• **DO THIS**:
Scan the entries for the string "image" and give the number of lines that have it, nothing further.

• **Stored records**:
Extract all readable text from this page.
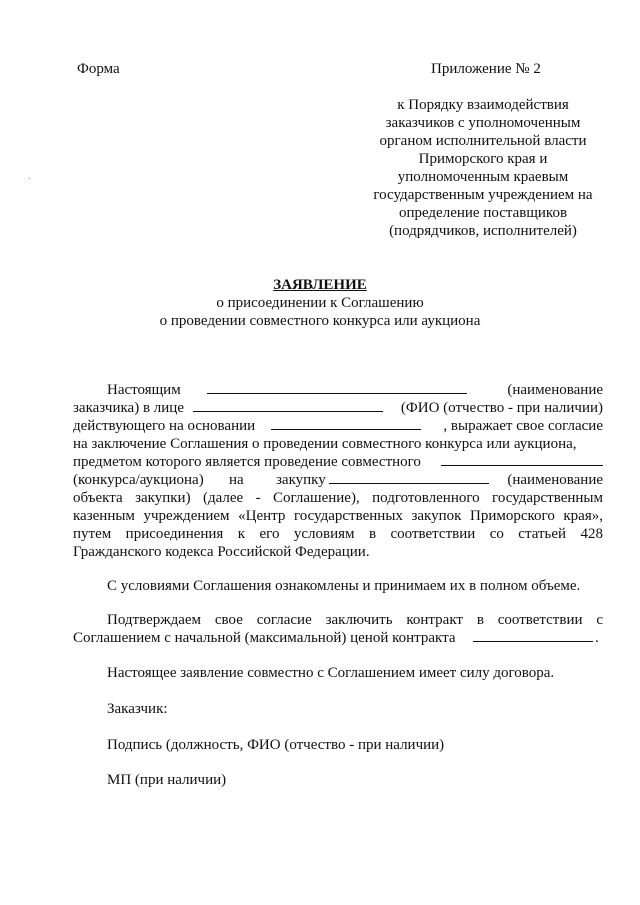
Форма	Приложение № 2
к Порядку взаимодействия
заказчиков с уполномоченным
органом исполнительной власти
Приморского края и
уполномоченным краевым
государственным учреждением на
определение поставщиков
(подрядчиков, исполнителей)
ЗАЯВЛЕНИЕ
о присоединении к Соглашению
о проведении совместного конкурса или аукциона
Настоящим	(наименование
заказчика) в лице	(ФИО (отчество - при наличии)
действующего на основании	, выражает свое согласие
на заключение Соглашения о проведении совместного конкурса или аукциона,
предметом которого является проведение совместного
(конкурса/аукциона) на закупку	(наименование
объекта закупки) (далее - Соглашение), подготовленного государственным
казенным учреждением «Центр государственных закупок Приморского края»,
путем присоединения к его условиям в соответствии со статьей 428
Гражданского кодекса Российской Федерации.
С условиями Соглашения ознакомлены и принимаем их в полном объеме.
Подтверждаем свое согласие заключить контракт в соответствии с
Соглашением с начальной (максимальной) ценой контракта	.
Настоящее заявление совместно с Соглашением имеет силу договора.
Заказчик:
Подпись (должность, ФИО (отчество - при наличии)
МП (при наличии)
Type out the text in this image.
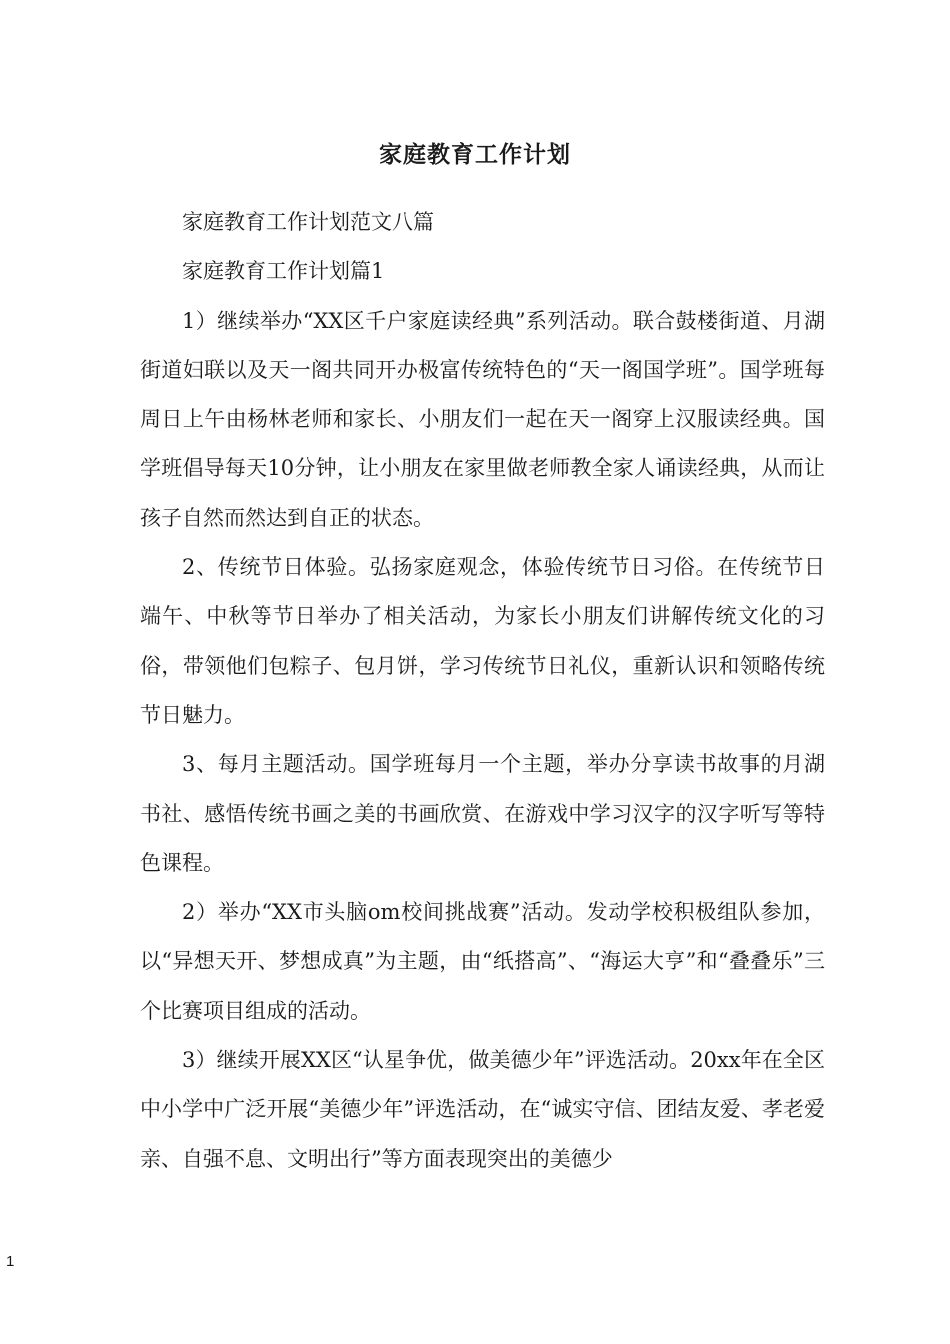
家庭教育工作计划

家庭教育工作计划范文八篇

家庭教育工作计划篇1

1）继续举办“XX区千户家庭读经典”系列活动。联合鼓楼街道、月湖街道妇联以及天一阁共同开办极富传统特色的“天一阁国学班”。国学班每周日上午由杨林老师和家长、小朋友们一起在天一阁穿上汉服读经典。国学班倡导每天10分钟，让小朋友在家里做老师教全家人诵读经典，从而让孩子自然而然达到自正的状态。

2、传统节日体验。弘扬家庭观念，体验传统节日习俗。在传统节日端午、中秋等节日举办了相关活动，为家长小朋友们讲解传统文化的习俗，带领他们包粽子、包月饼，学习传统节日礼仪，重新认识和领略传统节日魅力。

3、每月主题活动。国学班每月一个主题，举办分享读书故事的月湖书社、感悟传统书画之美的书画欣赏、在游戏中学习汉字的汉字听写等特色课程。

2）举办“XX市头脑om校间挑战赛”活动。发动学校积极组队参加，以“异想天开、梦想成真”为主题，由“纸搭高”、“海运大亨”和“叠叠乐”三个比赛项目组成的活动。

3）继续开展XX区“认星争优，做美德少年”评选活动。20xx年在全区中小学中广泛开展“美德少年”评选活动，在“诚实守信、团结友爱、孝老爱亲、自强不息、文明出行”等方面表现突出的美德少

1
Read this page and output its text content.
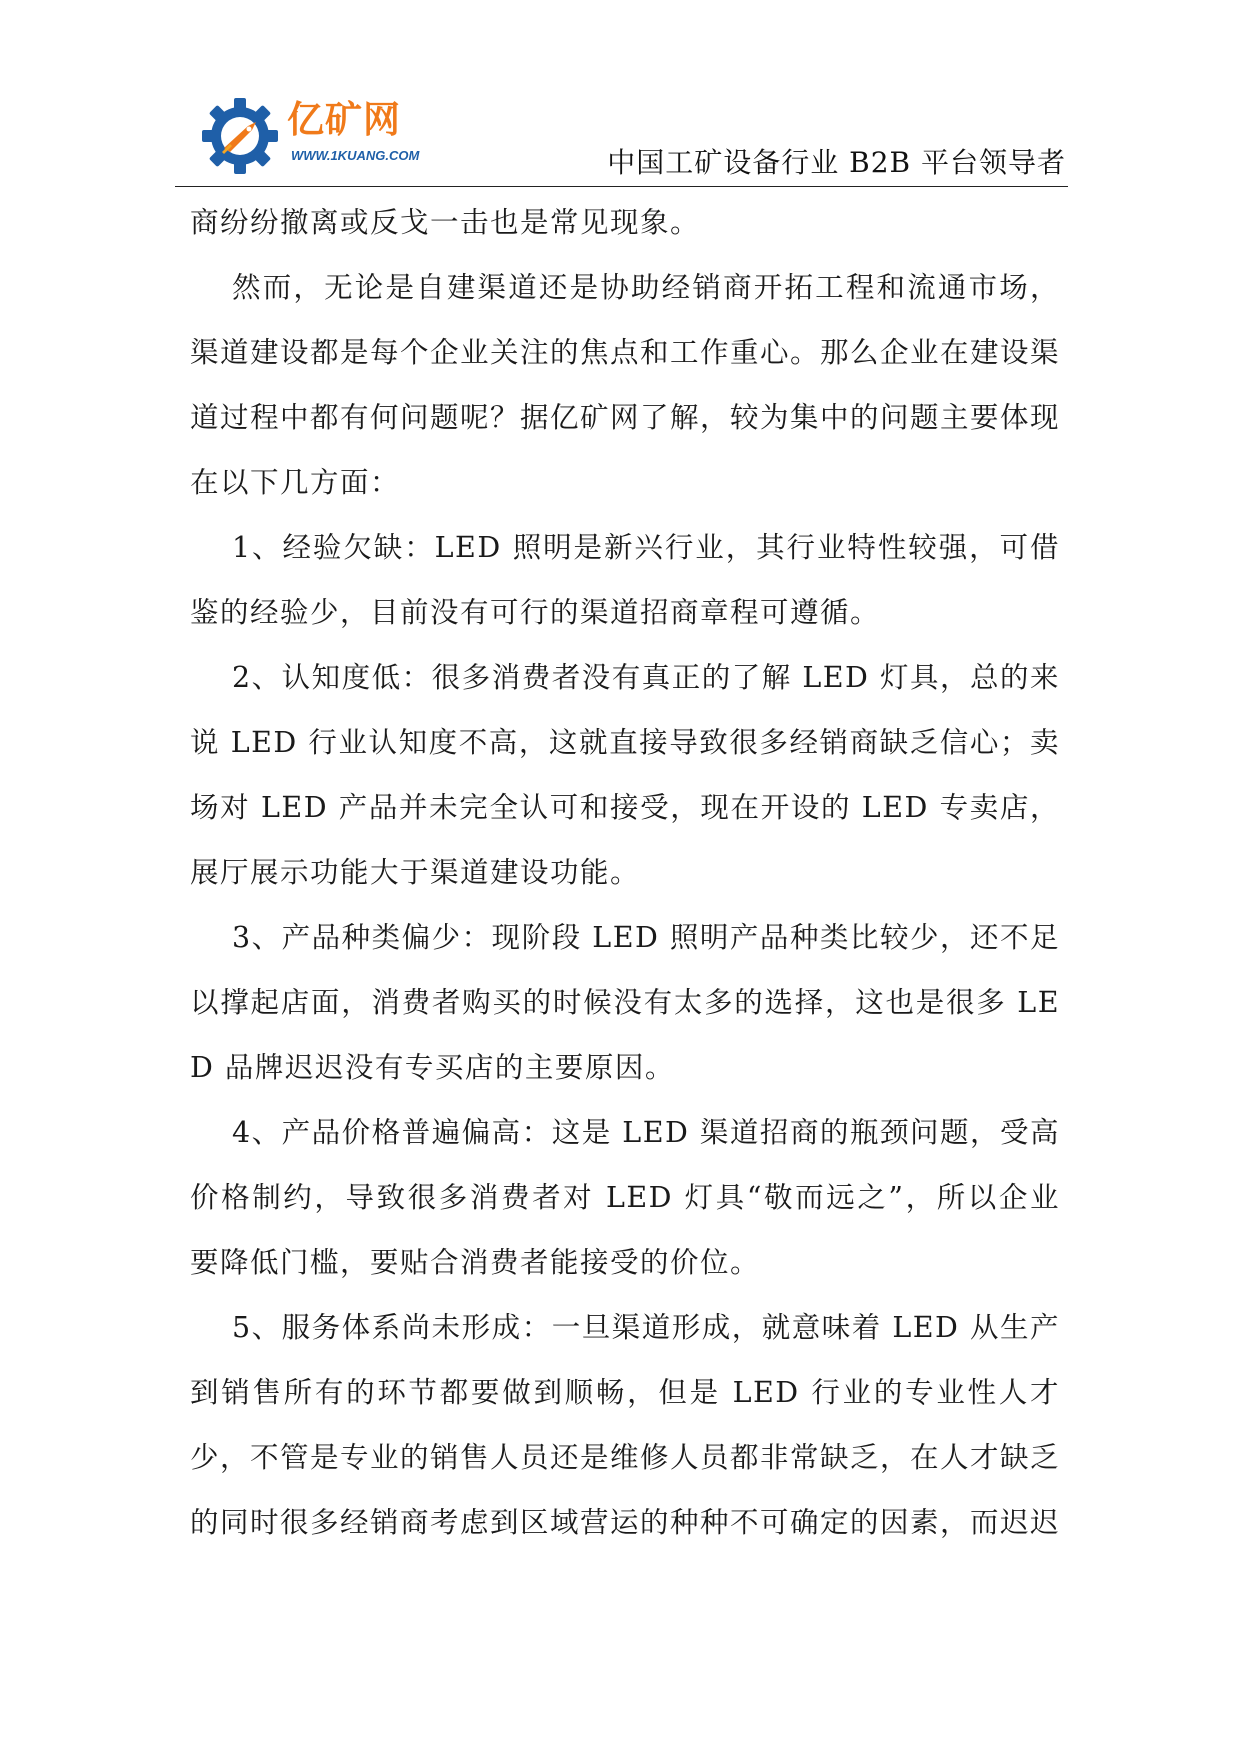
亿矿网
WWW.1KUANG.COM	中国工矿设备行业 B2B 平台领导者

商纷纷撤离或反戈一击也是常见现象。

然而，无论是自建渠道还是协助经销商开拓工程和流通市场，渠道建设都是每个企业关注的焦点和工作重心。那么企业在建设渠道过程中都有何问题呢？据亿矿网了解，较为集中的问题主要体现在以下几方面：

1、经验欠缺：LED 照明是新兴行业，其行业特性较强，可借鉴的经验少，目前没有可行的渠道招商章程可遵循。

2、认知度低：很多消费者没有真正的了解 LED 灯具，总的来说 LED 行业认知度不高，这就直接导致很多经销商缺乏信心；卖场对 LED 产品并未完全认可和接受，现在开设的 LED 专卖店，展厅展示功能大于渠道建设功能。

3、产品种类偏少：现阶段 LED 照明产品种类比较少，还不足以撑起店面，消费者购买的时候没有太多的选择，这也是很多 LED 品牌迟迟没有专买店的主要原因。

4、产品价格普遍偏高：这是 LED 渠道招商的瓶颈问题，受高价格制约，导致很多消费者对 LED 灯具“敬而远之”，所以企业要降低门槛，要贴合消费者能接受的价位。

5、服务体系尚未形成：一旦渠道形成，就意味着 LED 从生产到销售所有的环节都要做到顺畅，但是 LED 行业的专业性人才少，不管是专业的销售人员还是维修人员都非常缺乏，在人才缺乏的同时很多经销商考虑到区域营运的种种不可确定的因素，而迟迟
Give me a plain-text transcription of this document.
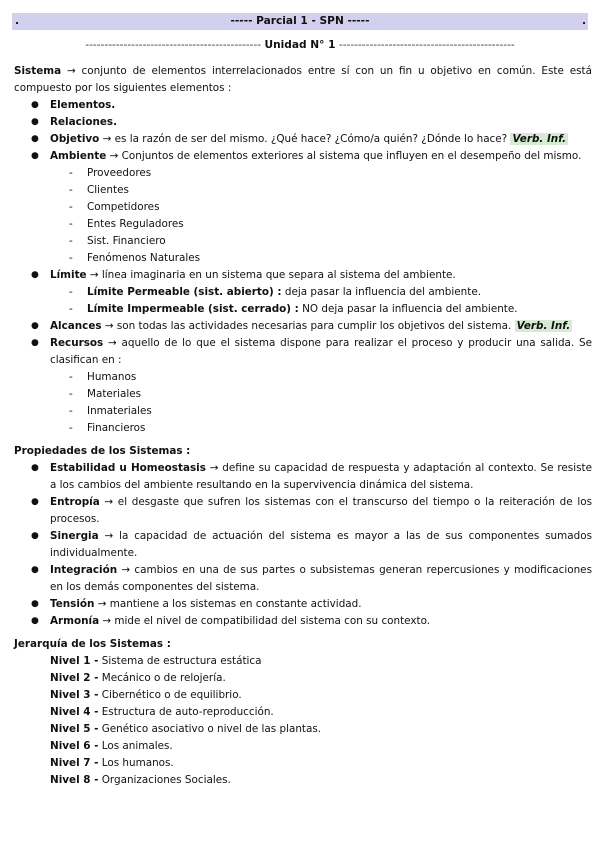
.	----- Parcial 1 - SPN -----	.
---------------------------------------------- Unidad N° 1 ----------------------------------------------

Sistema → conjunto de elementos interrelacionados entre sí con un fin u objetivo en común. Este está compuesto por los siguientes elementos :

● Elementos.
● Relaciones.
● Objetivo → es la razón de ser del mismo. ¿Qué hace? ¿Cómo/a quién? ¿Dónde lo hace? Verb. Inf.
● Ambiente → Conjuntos de elementos exteriores al sistema que influyen en el desempeño del mismo.
- Proveedores
- Clientes
- Competidores
- Entes Reguladores
- Sist. Financiero
- Fenómenos Naturales
● Límite → línea imaginaria en un sistema que separa al sistema del ambiente.
- Límite Permeable (sist. abierto) : deja pasar la influencia del ambiente.
- Límite Impermeable (sist. cerrado) : NO deja pasar la influencia del ambiente.
● Alcances → son todas las actividades necesarias para cumplir los objetivos del sistema. Verb. Inf.
● Recursos → aquello de lo que el sistema dispone para realizar el proceso y producir una salida. Se clasifican en :
- Humanos
- Materiales
- Inmateriales
- Financieros

Propiedades de los Sistemas :

● Estabilidad u Homeostasis → define su capacidad de respuesta y adaptación al contexto. Se resiste a los cambios del ambiente resultando en la supervivencia dinámica del sistema.
● Entropía → el desgaste que sufren los sistemas con el transcurso del tiempo o la reiteración de los procesos.
● Sinergia → la capacidad de actuación del sistema es mayor a las de sus componentes sumados individualmente.
● Integración → cambios en una de sus partes o subsistemas generan repercusiones y modificaciones en los demás componentes del sistema.
● Tensión → mantiene a los sistemas en constante actividad.
● Armonía → mide el nivel de compatibilidad del sistema con su contexto.

Jerarquía de los Sistemas :

Nivel 1 - Sistema de estructura estática

Nivel 2 - Mecánico o de relojería.

Nivel 3 - Cibernético o de equilibrio.

Nivel 4 - Estructura de auto-reproducción.

Nivel 5 - Genético asociativo o nivel de las plantas.

Nivel 6 - Los animales.

Nivel 7 - Los humanos.

Nivel 8 - Organizaciones Sociales.
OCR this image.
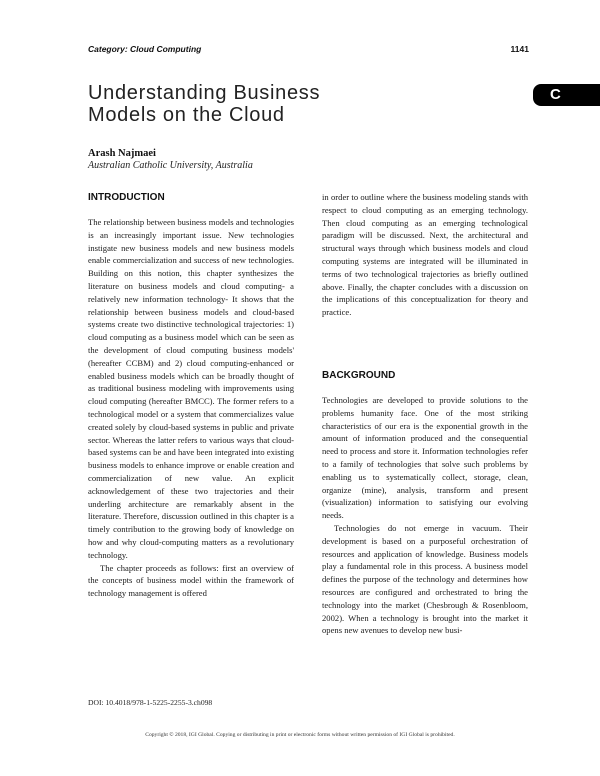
Category: Cloud Computing	1141
Understanding Business Models on the Cloud
C
Arash Najmaei
Australian Catholic University, Australia
INTRODUCTION

The relationship between business models and technologies is an increasingly important issue. New technologies instigate new business models and new business models enable commercialization and success of new technologies. Building on this notion, this chapter synthesizes the literature on business models and cloud computing- a relatively new information technology- It shows that the relationship between business models and cloud-based systems create two distinctive technological trajectories: 1) cloud computing as a business model which can be seen as the development of cloud computing business models' (hereafter CCBM) and 2) cloud computing-enhanced or enabled business models which can be broadly thought of as traditional business modeling with improvements using cloud computing (hereafter BMCC). The former refers to a technological model or a system that commercializes value created solely by cloud-based systems in public and private sector. Whereas the latter refers to various ways that cloud-based systems can be and have been integrated into existing business models to enhance improve or enable creation and commercialization of new value. An explicit acknowledgement of these two trajectories and their underling architecture are remarkably absent in the literature. Therefore, discussion outlined in this chapter is a timely contribution to the growing body of knowledge on how and why cloud-computing matters as a revolutionary technology.

The chapter proceeds as follows: first an overview of the concepts of business model within the framework of technology management is offered

in order to outline where the business modeling stands with respect to cloud computing as an emerging technology. Then cloud computing as an emerging technological paradigm will be discussed. Next, the architectural and structural ways through which business models and cloud computing systems are integrated will be illuminated in terms of two technological trajectories as briefly outlined above. Finally, the chapter concludes with a discussion on the implications of this conceptualization for theory and practice.

BACKGROUND

Technologies are developed to provide solutions to the problems humanity face. One of the most striking characteristics of our era is the exponential growth in the amount of information produced and the consequential need to process and store it. Information technologies refer to a family of technologies that solve such problems by enabling us to systematically collect, storage, clean, organize (mine), analysis, transform and present (visualization) information to satisfying our evolving needs.

Technologies do not emerge in vacuum. Their development is based on a purposeful orchestration of resources and application of knowledge. Business models play a fundamental role in this process. A business model defines the purpose of the technology and determines how resources are configured and orchestrated to bring the technology into the market (Chesbrough & Rosenbloom, 2002). When a technology is brought into the market it opens new avenues to develop new busi-

DOI: 10.4018/978-1-5225-2255-3.ch098
Copyright © 2018, IGI Global. Copying or distributing in print or electronic forms without written permission of IGI Global is prohibited.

• **RESPONSE TO THE EXERCISE**:
2